→ Short task
From the entries that follow, extract each line holding the string "cérémonie".

— START —

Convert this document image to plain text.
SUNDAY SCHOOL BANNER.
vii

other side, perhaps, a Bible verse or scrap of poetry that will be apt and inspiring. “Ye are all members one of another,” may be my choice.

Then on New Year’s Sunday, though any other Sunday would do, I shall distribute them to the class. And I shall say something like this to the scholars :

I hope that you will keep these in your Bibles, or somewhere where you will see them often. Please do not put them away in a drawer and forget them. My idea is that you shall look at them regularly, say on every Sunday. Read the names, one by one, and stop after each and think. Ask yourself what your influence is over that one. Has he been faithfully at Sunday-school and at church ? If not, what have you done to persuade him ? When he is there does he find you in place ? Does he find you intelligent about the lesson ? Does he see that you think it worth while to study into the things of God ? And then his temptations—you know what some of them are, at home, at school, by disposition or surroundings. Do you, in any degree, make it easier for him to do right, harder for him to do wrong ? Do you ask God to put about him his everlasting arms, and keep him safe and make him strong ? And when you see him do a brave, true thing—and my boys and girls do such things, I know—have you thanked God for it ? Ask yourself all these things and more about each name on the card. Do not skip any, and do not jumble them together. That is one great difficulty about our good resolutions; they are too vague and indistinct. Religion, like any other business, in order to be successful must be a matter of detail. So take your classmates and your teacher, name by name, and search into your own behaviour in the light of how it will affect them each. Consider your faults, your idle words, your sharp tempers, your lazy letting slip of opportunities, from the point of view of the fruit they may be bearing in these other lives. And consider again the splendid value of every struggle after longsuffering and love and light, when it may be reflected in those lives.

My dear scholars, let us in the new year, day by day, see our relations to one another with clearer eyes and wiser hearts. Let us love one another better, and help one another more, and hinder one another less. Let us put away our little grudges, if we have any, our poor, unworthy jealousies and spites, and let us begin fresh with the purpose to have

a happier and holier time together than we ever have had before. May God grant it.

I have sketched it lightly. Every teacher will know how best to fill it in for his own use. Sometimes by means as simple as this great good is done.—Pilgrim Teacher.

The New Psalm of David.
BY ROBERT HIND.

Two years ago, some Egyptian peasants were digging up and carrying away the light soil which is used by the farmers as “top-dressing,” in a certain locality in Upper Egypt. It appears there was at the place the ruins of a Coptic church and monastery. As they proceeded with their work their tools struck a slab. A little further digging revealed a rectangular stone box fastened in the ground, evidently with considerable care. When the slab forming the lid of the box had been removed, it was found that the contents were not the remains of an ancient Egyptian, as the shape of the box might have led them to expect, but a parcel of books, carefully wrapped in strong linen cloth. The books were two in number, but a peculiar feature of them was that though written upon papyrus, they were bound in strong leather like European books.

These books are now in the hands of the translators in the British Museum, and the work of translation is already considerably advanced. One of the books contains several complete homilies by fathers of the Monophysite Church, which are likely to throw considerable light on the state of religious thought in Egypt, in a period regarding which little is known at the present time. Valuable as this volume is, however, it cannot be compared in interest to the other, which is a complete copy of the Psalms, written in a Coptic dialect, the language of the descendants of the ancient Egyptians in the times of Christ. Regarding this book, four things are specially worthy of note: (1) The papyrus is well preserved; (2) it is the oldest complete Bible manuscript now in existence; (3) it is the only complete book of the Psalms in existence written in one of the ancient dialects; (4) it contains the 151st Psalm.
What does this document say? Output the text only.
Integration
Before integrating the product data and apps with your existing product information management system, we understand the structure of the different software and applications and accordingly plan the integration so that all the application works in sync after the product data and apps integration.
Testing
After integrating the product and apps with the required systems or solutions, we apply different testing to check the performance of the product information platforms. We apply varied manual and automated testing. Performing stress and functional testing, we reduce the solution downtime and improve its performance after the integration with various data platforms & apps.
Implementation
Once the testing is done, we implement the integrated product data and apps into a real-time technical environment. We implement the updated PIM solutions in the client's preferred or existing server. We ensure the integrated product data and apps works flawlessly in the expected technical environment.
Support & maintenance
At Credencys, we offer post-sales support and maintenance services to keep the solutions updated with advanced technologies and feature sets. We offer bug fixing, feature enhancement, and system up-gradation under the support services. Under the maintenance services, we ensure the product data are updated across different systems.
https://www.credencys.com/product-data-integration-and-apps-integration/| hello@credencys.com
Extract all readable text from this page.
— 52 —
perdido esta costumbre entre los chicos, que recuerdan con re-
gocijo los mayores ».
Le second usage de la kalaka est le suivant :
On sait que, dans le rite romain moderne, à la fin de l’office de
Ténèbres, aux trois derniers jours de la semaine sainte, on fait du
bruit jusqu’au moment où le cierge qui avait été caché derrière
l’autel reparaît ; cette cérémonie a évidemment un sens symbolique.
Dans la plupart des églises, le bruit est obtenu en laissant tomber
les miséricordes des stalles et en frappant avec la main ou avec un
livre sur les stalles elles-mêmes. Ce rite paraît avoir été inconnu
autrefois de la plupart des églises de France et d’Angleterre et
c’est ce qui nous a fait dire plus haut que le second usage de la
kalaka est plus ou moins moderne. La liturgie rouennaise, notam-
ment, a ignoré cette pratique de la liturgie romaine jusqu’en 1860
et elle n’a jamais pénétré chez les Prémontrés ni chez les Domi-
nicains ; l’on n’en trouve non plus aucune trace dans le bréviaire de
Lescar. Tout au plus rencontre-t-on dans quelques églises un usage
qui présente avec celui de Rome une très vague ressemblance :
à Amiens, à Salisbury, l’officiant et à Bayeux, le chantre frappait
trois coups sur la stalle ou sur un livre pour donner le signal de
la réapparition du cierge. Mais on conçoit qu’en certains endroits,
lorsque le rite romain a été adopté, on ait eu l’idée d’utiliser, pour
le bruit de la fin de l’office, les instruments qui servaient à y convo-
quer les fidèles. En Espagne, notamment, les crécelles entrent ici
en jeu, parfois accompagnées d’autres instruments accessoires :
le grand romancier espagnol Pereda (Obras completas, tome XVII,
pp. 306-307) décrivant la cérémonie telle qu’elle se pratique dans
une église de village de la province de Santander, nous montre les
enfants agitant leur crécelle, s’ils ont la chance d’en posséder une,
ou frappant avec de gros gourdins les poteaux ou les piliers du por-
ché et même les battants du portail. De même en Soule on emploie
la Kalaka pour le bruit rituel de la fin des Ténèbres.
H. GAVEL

— END —

→ Output of the task
l’autel reparaît ; cette cérémonie a évidemment un sens symbolique.
pp. 306-307) décrivant la cérémonie telle qu’elle se pratique dans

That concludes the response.